> _The request_: Collect the lines of the entries where "title" shows up.

-- start of Dataset entries --

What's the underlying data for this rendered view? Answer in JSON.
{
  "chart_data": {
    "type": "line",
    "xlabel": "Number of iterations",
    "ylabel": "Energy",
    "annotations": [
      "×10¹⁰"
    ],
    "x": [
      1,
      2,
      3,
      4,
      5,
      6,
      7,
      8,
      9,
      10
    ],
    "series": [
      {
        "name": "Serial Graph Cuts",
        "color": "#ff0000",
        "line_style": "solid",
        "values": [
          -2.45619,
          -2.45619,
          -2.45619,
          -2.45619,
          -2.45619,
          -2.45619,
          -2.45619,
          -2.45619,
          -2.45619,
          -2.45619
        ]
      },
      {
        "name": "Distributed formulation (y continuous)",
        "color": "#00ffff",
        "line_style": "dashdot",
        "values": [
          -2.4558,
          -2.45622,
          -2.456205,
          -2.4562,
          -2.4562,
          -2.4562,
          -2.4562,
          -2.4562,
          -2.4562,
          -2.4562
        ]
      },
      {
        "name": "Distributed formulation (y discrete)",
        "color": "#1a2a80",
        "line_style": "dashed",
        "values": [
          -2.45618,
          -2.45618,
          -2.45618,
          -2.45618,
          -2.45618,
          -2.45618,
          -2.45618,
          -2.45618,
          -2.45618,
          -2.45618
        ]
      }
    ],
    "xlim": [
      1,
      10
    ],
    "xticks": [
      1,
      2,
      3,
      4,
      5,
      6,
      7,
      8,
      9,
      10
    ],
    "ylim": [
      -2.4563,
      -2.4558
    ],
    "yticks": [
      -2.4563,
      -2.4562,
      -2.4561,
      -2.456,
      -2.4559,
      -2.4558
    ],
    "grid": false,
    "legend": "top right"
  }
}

-- end of Dataset entries --
-- start of Dataset entries --

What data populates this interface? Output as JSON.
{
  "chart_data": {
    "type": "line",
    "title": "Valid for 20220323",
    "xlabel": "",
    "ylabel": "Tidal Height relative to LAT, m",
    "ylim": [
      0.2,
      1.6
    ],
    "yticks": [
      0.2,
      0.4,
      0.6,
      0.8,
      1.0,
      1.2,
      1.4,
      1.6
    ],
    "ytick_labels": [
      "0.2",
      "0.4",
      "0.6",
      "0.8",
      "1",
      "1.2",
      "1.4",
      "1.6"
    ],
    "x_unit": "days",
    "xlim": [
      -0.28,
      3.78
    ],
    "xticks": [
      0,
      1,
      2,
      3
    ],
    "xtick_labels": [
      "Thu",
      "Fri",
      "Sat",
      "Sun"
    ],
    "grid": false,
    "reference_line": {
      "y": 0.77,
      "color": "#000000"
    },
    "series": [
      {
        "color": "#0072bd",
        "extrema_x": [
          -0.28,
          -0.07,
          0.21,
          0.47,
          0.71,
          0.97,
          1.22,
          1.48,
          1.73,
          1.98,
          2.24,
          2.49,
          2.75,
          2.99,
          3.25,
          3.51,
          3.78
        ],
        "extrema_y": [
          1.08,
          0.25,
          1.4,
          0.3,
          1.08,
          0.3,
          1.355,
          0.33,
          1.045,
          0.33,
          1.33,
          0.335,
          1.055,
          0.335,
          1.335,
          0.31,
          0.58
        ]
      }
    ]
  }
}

-- end of Dataset entries --
-- start of Dataset entries --

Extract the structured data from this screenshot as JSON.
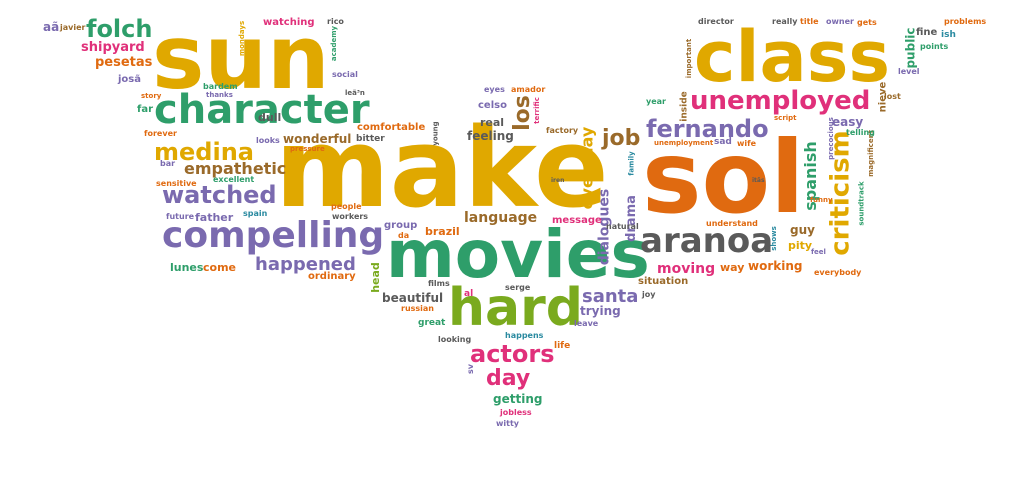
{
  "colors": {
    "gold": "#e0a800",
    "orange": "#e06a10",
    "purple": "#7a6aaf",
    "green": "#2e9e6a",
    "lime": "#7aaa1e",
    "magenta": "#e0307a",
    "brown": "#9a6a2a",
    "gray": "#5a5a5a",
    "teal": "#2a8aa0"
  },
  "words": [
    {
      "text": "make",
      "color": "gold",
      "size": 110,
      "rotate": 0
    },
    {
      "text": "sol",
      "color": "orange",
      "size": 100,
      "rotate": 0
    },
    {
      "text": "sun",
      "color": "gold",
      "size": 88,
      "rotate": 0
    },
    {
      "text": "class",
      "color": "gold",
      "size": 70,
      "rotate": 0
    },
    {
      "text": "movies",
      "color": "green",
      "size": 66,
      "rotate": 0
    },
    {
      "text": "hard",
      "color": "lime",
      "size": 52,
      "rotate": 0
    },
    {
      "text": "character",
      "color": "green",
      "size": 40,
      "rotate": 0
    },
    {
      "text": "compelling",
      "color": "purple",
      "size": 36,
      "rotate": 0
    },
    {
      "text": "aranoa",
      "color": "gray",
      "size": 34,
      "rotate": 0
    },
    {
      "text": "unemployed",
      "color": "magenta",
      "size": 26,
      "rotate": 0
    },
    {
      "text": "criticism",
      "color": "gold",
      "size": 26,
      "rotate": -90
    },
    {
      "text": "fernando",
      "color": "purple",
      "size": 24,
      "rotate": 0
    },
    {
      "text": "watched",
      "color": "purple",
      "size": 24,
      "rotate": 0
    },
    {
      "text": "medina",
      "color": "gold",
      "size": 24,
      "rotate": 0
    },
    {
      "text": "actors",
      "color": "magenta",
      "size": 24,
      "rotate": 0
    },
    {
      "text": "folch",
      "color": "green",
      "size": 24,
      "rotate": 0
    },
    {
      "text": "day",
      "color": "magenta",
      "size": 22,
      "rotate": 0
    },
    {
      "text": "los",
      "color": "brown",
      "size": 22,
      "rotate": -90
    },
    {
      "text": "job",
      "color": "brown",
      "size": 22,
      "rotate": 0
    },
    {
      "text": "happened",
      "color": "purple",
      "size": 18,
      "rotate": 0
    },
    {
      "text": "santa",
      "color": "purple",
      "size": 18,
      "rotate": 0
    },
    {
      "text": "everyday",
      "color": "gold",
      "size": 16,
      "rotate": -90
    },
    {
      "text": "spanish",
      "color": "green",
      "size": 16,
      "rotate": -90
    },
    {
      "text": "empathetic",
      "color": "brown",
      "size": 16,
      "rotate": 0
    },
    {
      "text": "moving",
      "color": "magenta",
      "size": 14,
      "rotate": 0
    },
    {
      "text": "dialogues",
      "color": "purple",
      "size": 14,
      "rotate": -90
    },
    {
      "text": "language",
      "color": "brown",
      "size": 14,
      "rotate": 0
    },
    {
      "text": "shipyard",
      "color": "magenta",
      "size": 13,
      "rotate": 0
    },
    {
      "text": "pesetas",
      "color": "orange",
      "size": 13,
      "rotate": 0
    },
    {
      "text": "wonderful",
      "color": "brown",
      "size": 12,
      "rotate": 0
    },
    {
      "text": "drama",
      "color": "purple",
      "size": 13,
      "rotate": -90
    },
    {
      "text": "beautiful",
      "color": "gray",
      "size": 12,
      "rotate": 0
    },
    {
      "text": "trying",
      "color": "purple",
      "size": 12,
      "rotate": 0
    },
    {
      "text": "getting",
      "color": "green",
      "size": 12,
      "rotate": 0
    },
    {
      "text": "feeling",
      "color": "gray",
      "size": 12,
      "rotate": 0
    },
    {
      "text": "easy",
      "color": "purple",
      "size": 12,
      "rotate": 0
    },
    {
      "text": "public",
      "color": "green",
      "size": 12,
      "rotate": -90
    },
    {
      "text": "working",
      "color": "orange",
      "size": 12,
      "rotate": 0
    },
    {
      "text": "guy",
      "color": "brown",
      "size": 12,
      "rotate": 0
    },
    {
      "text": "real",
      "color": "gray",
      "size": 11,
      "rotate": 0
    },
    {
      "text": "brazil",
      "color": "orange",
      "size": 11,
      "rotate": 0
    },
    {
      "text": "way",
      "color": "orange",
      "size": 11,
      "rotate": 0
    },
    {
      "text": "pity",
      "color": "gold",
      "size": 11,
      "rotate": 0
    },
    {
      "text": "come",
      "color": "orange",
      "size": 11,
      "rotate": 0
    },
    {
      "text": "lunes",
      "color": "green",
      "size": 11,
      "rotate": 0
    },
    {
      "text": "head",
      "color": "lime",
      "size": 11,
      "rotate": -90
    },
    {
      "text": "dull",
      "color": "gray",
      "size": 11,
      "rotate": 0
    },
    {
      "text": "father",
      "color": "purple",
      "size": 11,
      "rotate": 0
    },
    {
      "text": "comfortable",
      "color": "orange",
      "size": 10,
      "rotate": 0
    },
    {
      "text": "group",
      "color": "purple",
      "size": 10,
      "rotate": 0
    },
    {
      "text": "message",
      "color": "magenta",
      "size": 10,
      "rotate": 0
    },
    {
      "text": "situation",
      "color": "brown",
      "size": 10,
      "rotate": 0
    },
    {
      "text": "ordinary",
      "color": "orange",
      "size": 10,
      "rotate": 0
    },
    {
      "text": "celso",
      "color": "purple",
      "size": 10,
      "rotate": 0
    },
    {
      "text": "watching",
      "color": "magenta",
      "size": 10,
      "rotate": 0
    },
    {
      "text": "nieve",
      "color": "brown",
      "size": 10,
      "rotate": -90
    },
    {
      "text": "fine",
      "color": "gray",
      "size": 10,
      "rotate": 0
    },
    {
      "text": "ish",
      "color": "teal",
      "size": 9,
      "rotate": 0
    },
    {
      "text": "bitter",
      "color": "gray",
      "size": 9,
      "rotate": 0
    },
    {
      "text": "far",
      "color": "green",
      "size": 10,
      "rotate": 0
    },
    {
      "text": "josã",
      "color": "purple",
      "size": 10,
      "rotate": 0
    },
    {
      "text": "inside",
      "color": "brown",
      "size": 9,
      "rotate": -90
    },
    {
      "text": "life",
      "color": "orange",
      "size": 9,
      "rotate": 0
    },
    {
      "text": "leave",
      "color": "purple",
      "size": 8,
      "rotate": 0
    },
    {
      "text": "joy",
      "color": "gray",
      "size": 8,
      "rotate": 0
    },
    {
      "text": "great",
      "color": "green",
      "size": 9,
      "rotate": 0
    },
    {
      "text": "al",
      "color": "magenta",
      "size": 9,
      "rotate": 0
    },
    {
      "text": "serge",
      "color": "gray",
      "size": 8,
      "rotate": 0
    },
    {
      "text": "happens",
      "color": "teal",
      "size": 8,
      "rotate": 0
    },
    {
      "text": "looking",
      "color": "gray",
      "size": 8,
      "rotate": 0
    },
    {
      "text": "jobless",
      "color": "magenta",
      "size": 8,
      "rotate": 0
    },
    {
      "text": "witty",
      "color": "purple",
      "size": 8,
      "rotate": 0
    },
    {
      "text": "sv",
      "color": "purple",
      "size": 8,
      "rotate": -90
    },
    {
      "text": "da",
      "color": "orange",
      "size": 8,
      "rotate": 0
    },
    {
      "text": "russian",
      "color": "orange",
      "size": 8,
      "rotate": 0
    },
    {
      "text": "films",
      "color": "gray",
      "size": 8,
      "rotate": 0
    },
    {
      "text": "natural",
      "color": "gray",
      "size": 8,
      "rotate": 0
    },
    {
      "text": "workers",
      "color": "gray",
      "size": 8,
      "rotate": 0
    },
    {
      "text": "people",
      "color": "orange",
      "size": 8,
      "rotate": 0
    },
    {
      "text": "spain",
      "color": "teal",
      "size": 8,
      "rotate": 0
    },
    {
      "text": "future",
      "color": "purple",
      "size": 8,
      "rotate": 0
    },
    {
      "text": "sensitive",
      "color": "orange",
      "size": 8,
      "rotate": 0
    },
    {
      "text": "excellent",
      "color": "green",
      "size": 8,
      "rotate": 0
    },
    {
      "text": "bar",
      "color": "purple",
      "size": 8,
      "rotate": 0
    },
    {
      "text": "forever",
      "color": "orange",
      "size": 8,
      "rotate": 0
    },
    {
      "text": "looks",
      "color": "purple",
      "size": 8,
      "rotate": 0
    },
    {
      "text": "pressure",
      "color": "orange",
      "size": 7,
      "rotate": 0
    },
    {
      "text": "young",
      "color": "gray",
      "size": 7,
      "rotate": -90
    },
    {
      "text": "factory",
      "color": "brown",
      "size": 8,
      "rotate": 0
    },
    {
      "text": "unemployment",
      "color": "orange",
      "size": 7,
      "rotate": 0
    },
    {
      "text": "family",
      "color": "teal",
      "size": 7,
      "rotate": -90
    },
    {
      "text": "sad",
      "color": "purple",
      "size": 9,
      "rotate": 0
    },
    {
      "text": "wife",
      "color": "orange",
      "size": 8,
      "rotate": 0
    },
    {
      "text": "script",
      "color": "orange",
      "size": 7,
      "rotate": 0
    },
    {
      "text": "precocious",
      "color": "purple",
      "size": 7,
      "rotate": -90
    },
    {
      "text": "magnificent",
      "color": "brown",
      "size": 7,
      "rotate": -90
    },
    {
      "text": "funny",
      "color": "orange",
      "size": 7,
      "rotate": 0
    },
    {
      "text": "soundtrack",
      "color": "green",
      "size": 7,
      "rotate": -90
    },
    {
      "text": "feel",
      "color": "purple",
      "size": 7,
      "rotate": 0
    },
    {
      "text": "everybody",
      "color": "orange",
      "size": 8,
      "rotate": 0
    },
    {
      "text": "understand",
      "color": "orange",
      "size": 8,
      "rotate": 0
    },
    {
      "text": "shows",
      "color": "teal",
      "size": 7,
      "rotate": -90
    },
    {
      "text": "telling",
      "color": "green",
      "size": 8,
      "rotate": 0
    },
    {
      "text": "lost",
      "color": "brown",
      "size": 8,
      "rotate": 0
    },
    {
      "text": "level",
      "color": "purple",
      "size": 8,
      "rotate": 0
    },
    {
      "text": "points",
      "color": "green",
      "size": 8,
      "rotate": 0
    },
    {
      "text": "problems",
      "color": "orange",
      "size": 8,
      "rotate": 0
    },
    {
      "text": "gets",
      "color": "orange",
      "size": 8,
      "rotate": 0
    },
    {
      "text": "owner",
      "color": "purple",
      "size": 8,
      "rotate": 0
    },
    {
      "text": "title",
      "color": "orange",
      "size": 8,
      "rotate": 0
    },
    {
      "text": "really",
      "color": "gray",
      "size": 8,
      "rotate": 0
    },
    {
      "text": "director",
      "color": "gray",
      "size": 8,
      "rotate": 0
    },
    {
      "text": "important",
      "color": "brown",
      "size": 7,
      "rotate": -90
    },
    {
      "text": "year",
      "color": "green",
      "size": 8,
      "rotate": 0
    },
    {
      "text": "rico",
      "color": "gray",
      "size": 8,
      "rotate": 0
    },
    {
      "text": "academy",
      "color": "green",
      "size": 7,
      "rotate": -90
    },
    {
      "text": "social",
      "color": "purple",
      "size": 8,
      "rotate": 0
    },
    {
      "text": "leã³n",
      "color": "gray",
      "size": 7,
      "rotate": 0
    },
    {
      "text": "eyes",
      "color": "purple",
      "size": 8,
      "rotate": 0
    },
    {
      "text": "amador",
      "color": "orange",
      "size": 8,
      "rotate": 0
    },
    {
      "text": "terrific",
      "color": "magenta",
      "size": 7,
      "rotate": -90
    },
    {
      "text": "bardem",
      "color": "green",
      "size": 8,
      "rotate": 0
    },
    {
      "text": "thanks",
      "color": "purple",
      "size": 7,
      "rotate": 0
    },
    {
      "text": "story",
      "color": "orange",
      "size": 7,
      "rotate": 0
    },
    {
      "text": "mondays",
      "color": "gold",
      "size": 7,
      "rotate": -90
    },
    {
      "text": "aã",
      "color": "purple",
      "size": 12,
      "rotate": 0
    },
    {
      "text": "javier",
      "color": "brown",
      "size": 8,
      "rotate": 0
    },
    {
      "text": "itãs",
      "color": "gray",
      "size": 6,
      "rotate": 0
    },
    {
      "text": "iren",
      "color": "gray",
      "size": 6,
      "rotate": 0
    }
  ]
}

-- end of Dataset entries --

> _The answer_:
    "title": "Valid for 20220323",
      "text": "title",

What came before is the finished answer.